## Required work
Copy every record below exactly.

(Stored data entries)
--- begin ---
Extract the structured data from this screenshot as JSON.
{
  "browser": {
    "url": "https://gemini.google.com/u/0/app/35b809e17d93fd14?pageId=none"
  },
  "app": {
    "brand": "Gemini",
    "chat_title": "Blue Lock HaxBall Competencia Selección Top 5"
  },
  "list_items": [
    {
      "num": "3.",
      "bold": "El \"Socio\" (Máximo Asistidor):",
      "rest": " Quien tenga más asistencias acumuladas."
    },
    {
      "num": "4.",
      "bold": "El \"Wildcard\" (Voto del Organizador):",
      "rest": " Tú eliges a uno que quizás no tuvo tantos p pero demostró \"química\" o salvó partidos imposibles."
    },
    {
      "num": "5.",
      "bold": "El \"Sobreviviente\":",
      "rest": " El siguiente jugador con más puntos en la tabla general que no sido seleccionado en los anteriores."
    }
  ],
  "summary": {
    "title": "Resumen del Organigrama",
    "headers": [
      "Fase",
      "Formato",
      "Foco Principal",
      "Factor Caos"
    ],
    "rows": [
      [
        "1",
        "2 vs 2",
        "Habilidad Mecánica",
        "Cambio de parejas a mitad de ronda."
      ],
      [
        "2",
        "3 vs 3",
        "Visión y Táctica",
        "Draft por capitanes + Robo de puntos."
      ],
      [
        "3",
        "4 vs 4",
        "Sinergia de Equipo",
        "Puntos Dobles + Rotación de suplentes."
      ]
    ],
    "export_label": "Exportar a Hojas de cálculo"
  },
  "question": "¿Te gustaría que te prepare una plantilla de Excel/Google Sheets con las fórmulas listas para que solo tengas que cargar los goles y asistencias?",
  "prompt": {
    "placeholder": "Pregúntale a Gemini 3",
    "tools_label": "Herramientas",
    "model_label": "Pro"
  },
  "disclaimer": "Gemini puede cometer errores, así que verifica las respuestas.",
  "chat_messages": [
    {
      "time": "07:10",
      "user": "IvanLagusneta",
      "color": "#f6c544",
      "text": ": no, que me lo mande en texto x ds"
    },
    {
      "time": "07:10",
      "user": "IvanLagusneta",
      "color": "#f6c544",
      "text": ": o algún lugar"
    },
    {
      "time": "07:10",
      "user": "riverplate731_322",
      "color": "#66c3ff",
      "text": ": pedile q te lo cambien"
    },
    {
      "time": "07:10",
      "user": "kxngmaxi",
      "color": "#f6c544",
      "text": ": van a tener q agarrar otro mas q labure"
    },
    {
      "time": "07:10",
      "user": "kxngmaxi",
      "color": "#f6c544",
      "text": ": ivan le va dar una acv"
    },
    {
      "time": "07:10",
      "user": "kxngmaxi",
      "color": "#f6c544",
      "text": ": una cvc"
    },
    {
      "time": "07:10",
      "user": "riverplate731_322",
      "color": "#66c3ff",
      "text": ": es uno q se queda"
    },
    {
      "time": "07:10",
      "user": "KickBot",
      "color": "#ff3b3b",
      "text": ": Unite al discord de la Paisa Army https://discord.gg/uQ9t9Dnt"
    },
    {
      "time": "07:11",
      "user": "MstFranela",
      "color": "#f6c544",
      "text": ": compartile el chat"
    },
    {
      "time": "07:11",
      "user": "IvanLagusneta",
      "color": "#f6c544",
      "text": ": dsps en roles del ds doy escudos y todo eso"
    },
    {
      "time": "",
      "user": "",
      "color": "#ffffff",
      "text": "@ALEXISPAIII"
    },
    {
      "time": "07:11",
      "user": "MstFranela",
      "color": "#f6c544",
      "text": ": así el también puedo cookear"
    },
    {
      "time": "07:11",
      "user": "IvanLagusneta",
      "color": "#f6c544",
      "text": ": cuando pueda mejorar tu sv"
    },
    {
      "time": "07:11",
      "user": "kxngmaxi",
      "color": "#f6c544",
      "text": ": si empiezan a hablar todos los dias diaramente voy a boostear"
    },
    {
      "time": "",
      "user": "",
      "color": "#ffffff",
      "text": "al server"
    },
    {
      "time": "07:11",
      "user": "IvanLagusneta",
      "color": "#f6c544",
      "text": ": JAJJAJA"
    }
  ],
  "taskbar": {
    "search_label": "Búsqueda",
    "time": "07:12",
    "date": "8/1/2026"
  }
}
--- end ---
## Output
Extract the structured data from this screenshot as JSON.
{
  "browser": {
    "url": "https://gemini.google.com/u/0/app/35b809e17d93fd14?pageId=none"
  },
  "app": {
    "brand": "Gemini",
    "chat_title": "Blue Lock HaxBall Competencia Selección Top 5"
  },
  "list_items": [
    {
      "num": "3.",
      "bold": "El \"Socio\" (Máximo Asistidor):",
      "rest": " Quien tenga más asistencias acumuladas."
    },
    {
      "num": "4.",
      "bold": "El \"Wildcard\" (Voto del Organizador):",
      "rest": " Tú eliges a uno que quizás no tuvo tantos p pero demostró \"química\" o salvó partidos imposibles."
    },
    {
      "num": "5.",
      "bold": "El \"Sobreviviente\":",
      "rest": " El siguiente jugador con más puntos en la tabla general que no sido seleccionado en los anteriores."
    }
  ],
  "summary": {
    "title": "Resumen del Organigrama",
    "headers": [
      "Fase",
      "Formato",
      "Foco Principal",
      "Factor Caos"
    ],
    "rows": [
      [
        "1",
        "2 vs 2",
        "Habilidad Mecánica",
        "Cambio de parejas a mitad de ronda."
      ],
      [
        "2",
        "3 vs 3",
        "Visión y Táctica",
        "Draft por capitanes + Robo de puntos."
      ],
      [
        "3",
        "4 vs 4",
        "Sinergia de Equipo",
        "Puntos Dobles + Rotación de suplentes."
      ]
    ],
    "export_label": "Exportar a Hojas de cálculo"
  },
  "question": "¿Te gustaría que te prepare una plantilla de Excel/Google Sheets con las fórmulas listas para que solo tengas que cargar los goles y asistencias?",
  "prompt": {
    "placeholder": "Pregúntale a Gemini 3",
    "tools_label": "Herramientas",
    "model_label": "Pro"
  },
  "disclaimer": "Gemini puede cometer errores, así que verifica las respuestas.",
  "chat_messages": [
    {
      "time": "07:10",
      "user": "IvanLagusneta",
      "color": "#f6c544",
      "text": ": no, que me lo mande en texto x ds"
    },
    {
      "time": "07:10",
      "user": "IvanLagusneta",
      "color": "#f6c544",
      "text": ": o algún lugar"
    },
    {
      "time": "07:10",
      "user": "riverplate731_322",
      "color": "#66c3ff",
      "text": ": pedile q te lo cambien"
    },
    {
      "time": "07:10",
      "user": "kxngmaxi",
      "color": "#f6c544",
      "text": ": van a tener q agarrar otro mas q labure"
    },
    {
      "time": "07:10",
      "user": "kxngmaxi",
      "color": "#f6c544",
      "text": ": ivan le va dar una acv"
    },
    {
      "time": "07:10",
      "user": "kxngmaxi",
      "color": "#f6c544",
      "text": ": una cvc"
    },
    {
      "time": "07:10",
      "user": "riverplate731_322",
      "color": "#66c3ff",
      "text": ": es uno q se queda"
    },
    {
      "time": "07:10",
      "user": "KickBot",
      "color": "#ff3b3b",
      "text": ": Unite al discord de la Paisa Army https://discord.gg/uQ9t9Dnt"
    },
    {
      "time": "07:11",
      "user": "MstFranela",
      "color": "#f6c544",
      "text": ": compartile el chat"
    },
    {
      "time": "07:11",
      "user": "IvanLagusneta",
      "color": "#f6c544",
      "text": ": dsps en roles del ds doy escudos y todo eso"
    },
    {
      "time": "",
      "user": "",
      "color": "#ffffff",
      "text": "@ALEXISPAIII"
    },
    {
      "time": "07:11",
      "user": "MstFranela",
      "color": "#f6c544",
      "text": ": así el también puedo cookear"
    },
    {
      "time": "07:11",
      "user": "IvanLagusneta",
      "color": "#f6c544",
      "text": ": cuando pueda mejorar tu sv"
    },
    {
      "time": "07:11",
      "user": "kxngmaxi",
      "color": "#f6c544",
      "text": ": si empiezan a hablar todos los dias diaramente voy a boostear"
    },
    {
      "time": "",
      "user": "",
      "color": "#ffffff",
      "text": "al server"
    },
    {
      "time": "07:11",
      "user": "IvanLagusneta",
      "color": "#f6c544",
      "text": ": JAJJAJA"
    }
  ],
  "taskbar": {
    "search_label": "Búsqueda",
    "time": "07:12",
    "date": "8/1/2026"
  }
}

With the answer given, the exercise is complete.